▸ MATERIAL FOR THE TASK:
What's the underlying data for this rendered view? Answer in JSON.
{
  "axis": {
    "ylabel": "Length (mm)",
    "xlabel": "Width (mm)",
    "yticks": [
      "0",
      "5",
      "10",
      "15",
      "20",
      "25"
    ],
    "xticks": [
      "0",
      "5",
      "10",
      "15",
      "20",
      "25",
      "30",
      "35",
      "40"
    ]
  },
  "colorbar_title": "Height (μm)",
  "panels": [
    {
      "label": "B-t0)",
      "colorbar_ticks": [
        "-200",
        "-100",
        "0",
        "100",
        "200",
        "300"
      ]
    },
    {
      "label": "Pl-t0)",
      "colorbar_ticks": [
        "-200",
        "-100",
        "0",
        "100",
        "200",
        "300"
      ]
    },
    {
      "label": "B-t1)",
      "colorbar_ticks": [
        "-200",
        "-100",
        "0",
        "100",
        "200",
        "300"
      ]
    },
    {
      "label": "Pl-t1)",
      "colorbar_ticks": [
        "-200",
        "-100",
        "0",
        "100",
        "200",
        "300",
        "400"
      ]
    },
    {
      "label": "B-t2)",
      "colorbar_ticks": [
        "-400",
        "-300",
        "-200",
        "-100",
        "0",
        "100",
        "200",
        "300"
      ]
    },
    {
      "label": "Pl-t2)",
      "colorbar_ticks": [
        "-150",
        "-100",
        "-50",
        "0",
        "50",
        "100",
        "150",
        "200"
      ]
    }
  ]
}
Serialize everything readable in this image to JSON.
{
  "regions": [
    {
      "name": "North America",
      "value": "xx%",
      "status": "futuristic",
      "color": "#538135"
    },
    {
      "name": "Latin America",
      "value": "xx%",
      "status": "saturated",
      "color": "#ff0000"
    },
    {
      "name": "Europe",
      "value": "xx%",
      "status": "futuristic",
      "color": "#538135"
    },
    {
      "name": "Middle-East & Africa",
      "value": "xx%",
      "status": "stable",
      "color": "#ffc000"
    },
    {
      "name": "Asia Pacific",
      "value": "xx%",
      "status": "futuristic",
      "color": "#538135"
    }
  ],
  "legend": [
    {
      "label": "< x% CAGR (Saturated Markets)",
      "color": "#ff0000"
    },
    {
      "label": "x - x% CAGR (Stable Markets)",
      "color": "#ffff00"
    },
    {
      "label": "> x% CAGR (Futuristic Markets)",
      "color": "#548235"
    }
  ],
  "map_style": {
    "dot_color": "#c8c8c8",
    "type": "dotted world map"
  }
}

▸ WRITTEN INSTRUCTION: Search the entries for "Markets" and copy out each line that has it.

▸ REPLY TO THE EXERCISE:
      "label": "< x% CAGR (Saturated Markets)",
      "label": "x - x% CAGR (Stable Markets)",
      "label": "> x% CAGR (Futuristic Markets)",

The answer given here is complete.